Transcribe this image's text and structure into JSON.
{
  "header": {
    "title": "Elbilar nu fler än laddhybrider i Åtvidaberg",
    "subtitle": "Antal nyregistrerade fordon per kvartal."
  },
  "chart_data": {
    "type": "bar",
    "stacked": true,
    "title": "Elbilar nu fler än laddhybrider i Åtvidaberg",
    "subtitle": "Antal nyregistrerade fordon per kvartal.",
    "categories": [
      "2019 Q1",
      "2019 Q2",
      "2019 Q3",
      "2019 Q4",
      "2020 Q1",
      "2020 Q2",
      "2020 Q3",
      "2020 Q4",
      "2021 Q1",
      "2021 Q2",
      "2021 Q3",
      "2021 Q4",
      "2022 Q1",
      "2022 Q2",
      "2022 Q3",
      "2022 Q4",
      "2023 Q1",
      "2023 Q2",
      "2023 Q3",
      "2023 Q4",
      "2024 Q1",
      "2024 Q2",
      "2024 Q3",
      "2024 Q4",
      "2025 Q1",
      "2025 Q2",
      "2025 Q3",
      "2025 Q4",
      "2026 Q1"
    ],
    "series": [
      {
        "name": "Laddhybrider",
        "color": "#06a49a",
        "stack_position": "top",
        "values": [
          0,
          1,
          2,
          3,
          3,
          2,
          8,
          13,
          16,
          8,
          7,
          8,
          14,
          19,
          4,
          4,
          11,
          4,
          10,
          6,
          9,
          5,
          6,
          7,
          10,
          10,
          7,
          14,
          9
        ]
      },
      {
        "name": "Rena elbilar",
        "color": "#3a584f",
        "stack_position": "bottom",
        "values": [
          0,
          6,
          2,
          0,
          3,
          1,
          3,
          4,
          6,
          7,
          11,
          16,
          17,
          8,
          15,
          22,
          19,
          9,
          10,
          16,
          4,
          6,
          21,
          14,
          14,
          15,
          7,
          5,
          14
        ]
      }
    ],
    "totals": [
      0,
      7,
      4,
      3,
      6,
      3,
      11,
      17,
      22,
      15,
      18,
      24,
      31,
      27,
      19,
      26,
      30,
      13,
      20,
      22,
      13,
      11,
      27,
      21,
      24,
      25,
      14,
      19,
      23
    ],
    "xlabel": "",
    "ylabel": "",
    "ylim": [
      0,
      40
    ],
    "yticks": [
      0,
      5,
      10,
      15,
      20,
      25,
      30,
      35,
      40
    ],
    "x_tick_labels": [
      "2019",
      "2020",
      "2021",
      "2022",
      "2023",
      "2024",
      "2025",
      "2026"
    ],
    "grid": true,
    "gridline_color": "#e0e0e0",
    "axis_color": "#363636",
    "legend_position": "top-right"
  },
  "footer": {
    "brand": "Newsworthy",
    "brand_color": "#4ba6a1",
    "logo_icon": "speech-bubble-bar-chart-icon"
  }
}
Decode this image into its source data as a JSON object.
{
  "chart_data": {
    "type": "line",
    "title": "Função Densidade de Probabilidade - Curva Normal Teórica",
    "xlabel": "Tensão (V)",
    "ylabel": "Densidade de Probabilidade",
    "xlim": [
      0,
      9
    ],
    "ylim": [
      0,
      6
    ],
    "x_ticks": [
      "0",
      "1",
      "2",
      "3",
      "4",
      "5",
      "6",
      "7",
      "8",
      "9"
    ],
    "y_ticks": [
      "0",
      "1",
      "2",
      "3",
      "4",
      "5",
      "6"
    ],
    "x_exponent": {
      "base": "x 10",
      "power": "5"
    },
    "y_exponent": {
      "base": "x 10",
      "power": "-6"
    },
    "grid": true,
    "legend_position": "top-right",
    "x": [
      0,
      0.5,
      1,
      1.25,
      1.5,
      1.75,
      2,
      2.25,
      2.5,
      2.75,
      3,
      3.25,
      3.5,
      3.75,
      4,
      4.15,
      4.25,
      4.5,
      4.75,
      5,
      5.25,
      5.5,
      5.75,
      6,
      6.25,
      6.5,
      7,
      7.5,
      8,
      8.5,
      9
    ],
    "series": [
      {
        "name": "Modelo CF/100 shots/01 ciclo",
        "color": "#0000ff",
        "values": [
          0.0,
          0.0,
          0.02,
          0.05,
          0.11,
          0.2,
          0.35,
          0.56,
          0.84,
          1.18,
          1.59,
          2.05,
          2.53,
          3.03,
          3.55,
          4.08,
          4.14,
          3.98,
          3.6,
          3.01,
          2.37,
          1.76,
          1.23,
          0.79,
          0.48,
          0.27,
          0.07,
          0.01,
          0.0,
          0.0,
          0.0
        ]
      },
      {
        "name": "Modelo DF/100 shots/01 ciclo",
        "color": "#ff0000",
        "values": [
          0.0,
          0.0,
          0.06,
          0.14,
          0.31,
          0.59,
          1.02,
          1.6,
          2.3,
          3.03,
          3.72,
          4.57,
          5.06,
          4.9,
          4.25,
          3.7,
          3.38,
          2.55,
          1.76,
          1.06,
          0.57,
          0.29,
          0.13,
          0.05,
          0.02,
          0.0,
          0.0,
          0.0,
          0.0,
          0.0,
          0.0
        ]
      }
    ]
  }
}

------------------------------------

Using the listing above, reproduce each line without omission.

(RESPONSE TO THE EXERCISE):
Transcribe this image's text and structure into JSON.
{
  "header": {
    "title": "Elbilar nu fler än laddhybrider i Åtvidaberg",
    "subtitle": "Antal nyregistrerade fordon per kvartal."
  },
  "chart_data": {
    "type": "bar",
    "stacked": true,
    "title": "Elbilar nu fler än laddhybrider i Åtvidaberg",
    "subtitle": "Antal nyregistrerade fordon per kvartal.",
    "categories": [
      "2019 Q1",
      "2019 Q2",
      "2019 Q3",
      "2019 Q4",
      "2020 Q1",
      "2020 Q2",
      "2020 Q3",
      "2020 Q4",
      "2021 Q1",
      "2021 Q2",
      "2021 Q3",
      "2021 Q4",
      "2022 Q1",
      "2022 Q2",
      "2022 Q3",
      "2022 Q4",
      "2023 Q1",
      "2023 Q2",
      "2023 Q3",
      "2023 Q4",
      "2024 Q1",
      "2024 Q2",
      "2024 Q3",
      "2024 Q4",
      "2025 Q1",
      "2025 Q2",
      "2025 Q3",
      "2025 Q4",
      "2026 Q1"
    ],
    "series": [
      {
        "name": "Laddhybrider",
        "color": "#06a49a",
        "stack_position": "top",
        "values": [
          0,
          1,
          2,
          3,
          3,
          2,
          8,
          13,
          16,
          8,
          7,
          8,
          14,
          19,
          4,
          4,
          11,
          4,
          10,
          6,
          9,
          5,
          6,
          7,
          10,
          10,
          7,
          14,
          9
        ]
      },
      {
        "name": "Rena elbilar",
        "color": "#3a584f",
        "stack_position": "bottom",
        "values": [
          0,
          6,
          2,
          0,
          3,
          1,
          3,
          4,
          6,
          7,
          11,
          16,
          17,
          8,
          15,
          22,
          19,
          9,
          10,
          16,
          4,
          6,
          21,
          14,
          14,
          15,
          7,
          5,
          14
        ]
      }
    ],
    "totals": [
      0,
      7,
      4,
      3,
      6,
      3,
      11,
      17,
      22,
      15,
      18,
      24,
      31,
      27,
      19,
      26,
      30,
      13,
      20,
      22,
      13,
      11,
      27,
      21,
      24,
      25,
      14,
      19,
      23
    ],
    "xlabel": "",
    "ylabel": "",
    "ylim": [
      0,
      40
    ],
    "yticks": [
      0,
      5,
      10,
      15,
      20,
      25,
      30,
      35,
      40
    ],
    "x_tick_labels": [
      "2019",
      "2020",
      "2021",
      "2022",
      "2023",
      "2024",
      "2025",
      "2026"
    ],
    "grid": true,
    "gridline_color": "#e0e0e0",
    "axis_color": "#363636",
    "legend_position": "top-right"
  },
  "footer": {
    "brand": "Newsworthy",
    "brand_color": "#4ba6a1",
    "logo_icon": "speech-bubble-bar-chart-icon"
  }
}
Decode this image into its source data as a JSON object.
{
  "chart_data": {
    "type": "line",
    "title": "Função Densidade de Probabilidade - Curva Normal Teórica",
    "xlabel": "Tensão (V)",
    "ylabel": "Densidade de Probabilidade",
    "xlim": [
      0,
      9
    ],
    "ylim": [
      0,
      6
    ],
    "x_ticks": [
      "0",
      "1",
      "2",
      "3",
      "4",
      "5",
      "6",
      "7",
      "8",
      "9"
    ],
    "y_ticks": [
      "0",
      "1",
      "2",
      "3",
      "4",
      "5",
      "6"
    ],
    "x_exponent": {
      "base": "x 10",
      "power": "5"
    },
    "y_exponent": {
      "base": "x 10",
      "power": "-6"
    },
    "grid": true,
    "legend_position": "top-right",
    "x": [
      0,
      0.5,
      1,
      1.25,
      1.5,
      1.75,
      2,
      2.25,
      2.5,
      2.75,
      3,
      3.25,
      3.5,
      3.75,
      4,
      4.15,
      4.25,
      4.5,
      4.75,
      5,
      5.25,
      5.5,
      5.75,
      6,
      6.25,
      6.5,
      7,
      7.5,
      8,
      8.5,
      9
    ],
    "series": [
      {
        "name": "Modelo CF/100 shots/01 ciclo",
        "color": "#0000ff",
        "values": [
          0.0,
          0.0,
          0.02,
          0.05,
          0.11,
          0.2,
          0.35,
          0.56,
          0.84,
          1.18,
          1.59,
          2.05,
          2.53,
          3.03,
          3.55,
          4.08,
          4.14,
          3.98,
          3.6,
          3.01,
          2.37,
          1.76,
          1.23,
          0.79,
          0.48,
          0.27,
          0.07,
          0.01,
          0.0,
          0.0,
          0.0
        ]
      },
      {
        "name": "Modelo DF/100 shots/01 ciclo",
        "color": "#ff0000",
        "values": [
          0.0,
          0.0,
          0.06,
          0.14,
          0.31,
          0.59,
          1.02,
          1.6,
          2.3,
          3.03,
          3.72,
          4.57,
          5.06,
          4.9,
          4.25,
          3.7,
          3.38,
          2.55,
          1.76,
          1.06,
          0.57,
          0.29,
          0.13,
          0.05,
          0.02,
          0.0,
          0.0,
          0.0,
          0.0,
          0.0,
          0.0
        ]
      }
    ]
  }
}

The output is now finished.